- **Selected passage**
* START *
The story of Jesus’ anointing is told in all four gospels, although there are differences in the details that each reports. Only John names the woman who performed the prophetic act: Mary, the sister of Martha and Lazarus, of Bethany. Jesus seemed at home in their home; he loved them, and in the last weeks and days before he entered Jerusalem for the last time, theirs was a place of refuge for him, as well as a stepping stone to danger.
The last time Jesus came to Bethany, his disciples told him, “They are trying to stone you, and you would go back?”, and Thomas said, “Fine, we’ll go with you, and die with you there.”
The last time he came to Bethany was just after Lazarus, the brother of Mary and Martha, had died; Lazarus who is sitting at table with Jesus in this next episode, restored and in good appetite.
* END *
- **Aim**
Retype the passage on the anointing at Bethany from "The story of" up to and including "stone to danger.". The data that follows is separate material and has no connection to the passage on the anointing at Bethany.

- **Data shown**
* START *
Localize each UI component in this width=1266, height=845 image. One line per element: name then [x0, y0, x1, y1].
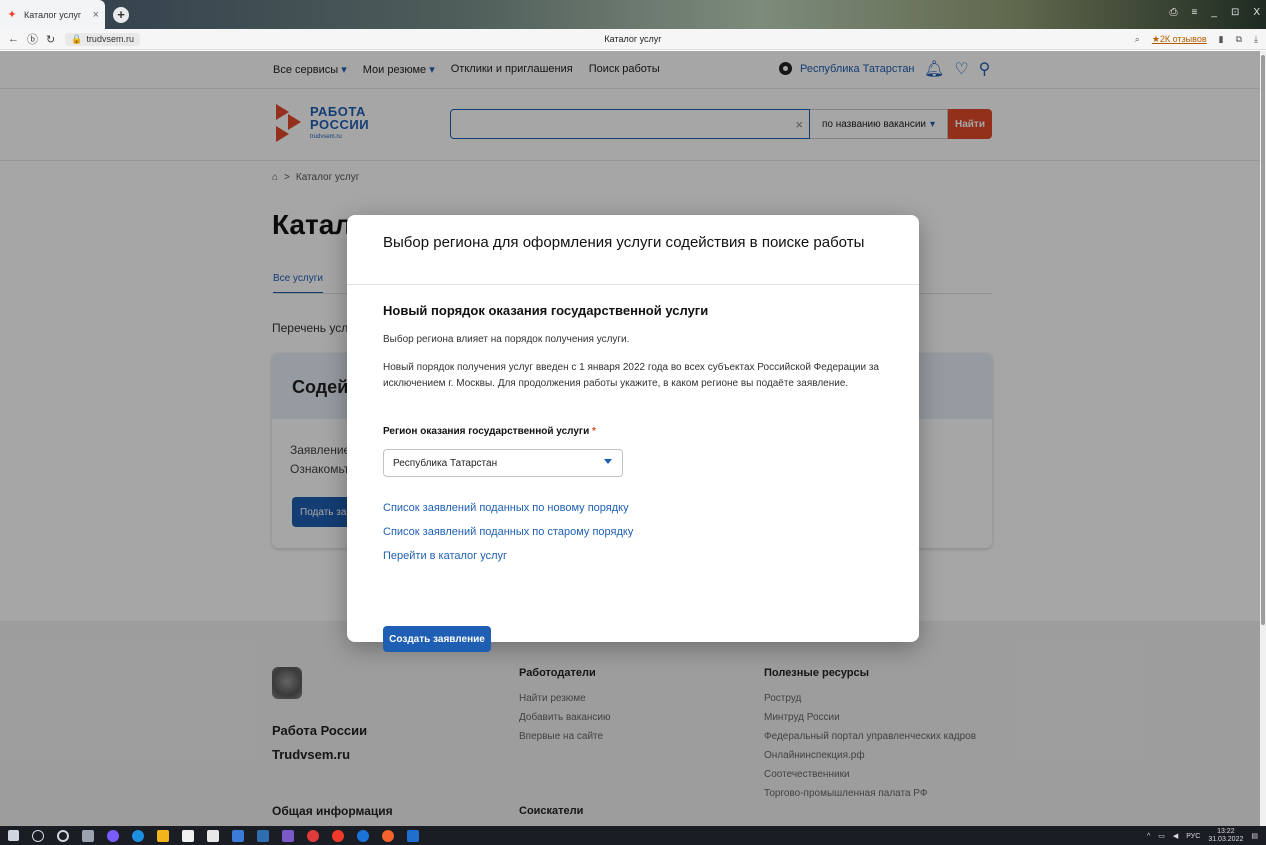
* END *
- **Solution below**
The story of Jesus’ anointing is told in all four gospels, although there are differences in the details that each reports. Only John names the woman who performed the prophetic act: Mary, the sister of Martha and Lazarus, of Bethany. Jesus seemed at home in their home; he loved them, and in the last weeks and days before he entered Jerusalem for the last time, theirs was a place of refuge for him, as well as a stepping stone to danger.